Source data:
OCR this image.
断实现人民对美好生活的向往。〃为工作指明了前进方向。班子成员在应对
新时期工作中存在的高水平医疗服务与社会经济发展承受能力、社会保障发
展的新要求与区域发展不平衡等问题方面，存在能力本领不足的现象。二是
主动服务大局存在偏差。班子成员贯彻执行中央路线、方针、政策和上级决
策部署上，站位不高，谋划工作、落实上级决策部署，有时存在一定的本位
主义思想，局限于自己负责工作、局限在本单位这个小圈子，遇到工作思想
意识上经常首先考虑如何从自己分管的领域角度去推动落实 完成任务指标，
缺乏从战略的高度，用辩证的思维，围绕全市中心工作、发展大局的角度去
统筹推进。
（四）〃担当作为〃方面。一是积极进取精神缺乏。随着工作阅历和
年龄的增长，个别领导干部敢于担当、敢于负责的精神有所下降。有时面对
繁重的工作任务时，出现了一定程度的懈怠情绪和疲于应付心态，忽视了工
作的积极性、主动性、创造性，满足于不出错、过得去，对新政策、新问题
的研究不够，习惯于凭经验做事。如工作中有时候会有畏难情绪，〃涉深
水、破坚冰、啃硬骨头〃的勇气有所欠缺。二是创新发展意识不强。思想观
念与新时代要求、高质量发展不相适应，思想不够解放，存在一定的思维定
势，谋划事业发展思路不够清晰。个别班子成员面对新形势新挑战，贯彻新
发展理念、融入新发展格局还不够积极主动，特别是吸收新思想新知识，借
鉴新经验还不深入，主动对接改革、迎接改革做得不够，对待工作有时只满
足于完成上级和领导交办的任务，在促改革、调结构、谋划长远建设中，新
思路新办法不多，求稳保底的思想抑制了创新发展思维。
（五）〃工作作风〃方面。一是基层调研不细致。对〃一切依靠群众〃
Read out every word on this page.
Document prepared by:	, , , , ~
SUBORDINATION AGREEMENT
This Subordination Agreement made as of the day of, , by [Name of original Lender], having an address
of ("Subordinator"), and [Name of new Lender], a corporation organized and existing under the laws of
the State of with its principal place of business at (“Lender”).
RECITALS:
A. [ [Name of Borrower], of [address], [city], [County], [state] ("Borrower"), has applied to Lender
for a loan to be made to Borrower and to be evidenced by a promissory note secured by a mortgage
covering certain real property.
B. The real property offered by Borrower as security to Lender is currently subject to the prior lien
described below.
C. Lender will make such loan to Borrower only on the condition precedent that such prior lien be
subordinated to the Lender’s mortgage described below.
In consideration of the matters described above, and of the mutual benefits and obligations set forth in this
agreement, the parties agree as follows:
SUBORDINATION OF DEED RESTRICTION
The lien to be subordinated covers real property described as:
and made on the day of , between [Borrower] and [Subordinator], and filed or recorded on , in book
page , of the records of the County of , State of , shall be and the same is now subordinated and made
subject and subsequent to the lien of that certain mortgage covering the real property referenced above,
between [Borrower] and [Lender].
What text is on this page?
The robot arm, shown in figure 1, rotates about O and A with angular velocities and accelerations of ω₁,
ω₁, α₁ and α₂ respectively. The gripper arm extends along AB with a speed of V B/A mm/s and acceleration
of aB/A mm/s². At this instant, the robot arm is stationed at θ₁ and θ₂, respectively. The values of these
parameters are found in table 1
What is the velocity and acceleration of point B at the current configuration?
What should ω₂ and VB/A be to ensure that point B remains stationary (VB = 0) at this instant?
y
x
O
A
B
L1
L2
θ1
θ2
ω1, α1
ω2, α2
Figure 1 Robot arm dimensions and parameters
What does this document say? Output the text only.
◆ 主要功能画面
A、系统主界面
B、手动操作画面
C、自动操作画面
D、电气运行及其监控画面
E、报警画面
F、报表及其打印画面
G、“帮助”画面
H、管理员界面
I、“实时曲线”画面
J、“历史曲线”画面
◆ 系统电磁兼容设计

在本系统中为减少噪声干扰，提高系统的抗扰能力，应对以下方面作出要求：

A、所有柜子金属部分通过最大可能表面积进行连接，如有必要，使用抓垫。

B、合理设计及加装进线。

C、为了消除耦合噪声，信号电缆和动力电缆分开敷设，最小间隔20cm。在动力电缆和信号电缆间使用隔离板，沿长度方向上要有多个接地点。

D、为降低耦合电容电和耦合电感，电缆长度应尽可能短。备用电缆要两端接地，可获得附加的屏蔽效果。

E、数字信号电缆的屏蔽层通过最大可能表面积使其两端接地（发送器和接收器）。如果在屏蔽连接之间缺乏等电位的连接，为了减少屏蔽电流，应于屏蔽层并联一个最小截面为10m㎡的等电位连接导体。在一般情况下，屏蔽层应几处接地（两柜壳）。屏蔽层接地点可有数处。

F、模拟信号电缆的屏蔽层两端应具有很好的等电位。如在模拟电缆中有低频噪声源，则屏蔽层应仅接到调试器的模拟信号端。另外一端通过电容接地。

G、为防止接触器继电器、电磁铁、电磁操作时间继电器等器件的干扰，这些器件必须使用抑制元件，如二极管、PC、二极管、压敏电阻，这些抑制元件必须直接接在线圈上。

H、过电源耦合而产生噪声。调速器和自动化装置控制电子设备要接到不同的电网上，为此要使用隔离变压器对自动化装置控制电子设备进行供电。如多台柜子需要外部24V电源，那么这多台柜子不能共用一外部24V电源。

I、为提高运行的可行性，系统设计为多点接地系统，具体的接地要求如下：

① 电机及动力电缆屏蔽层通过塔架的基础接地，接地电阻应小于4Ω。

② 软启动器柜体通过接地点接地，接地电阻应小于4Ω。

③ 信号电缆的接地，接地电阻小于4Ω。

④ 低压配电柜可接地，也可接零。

#### REQUEST:
Each line containing the word "instant" counts once; report the total alone.

#### EXERCISE SOLUTION:
2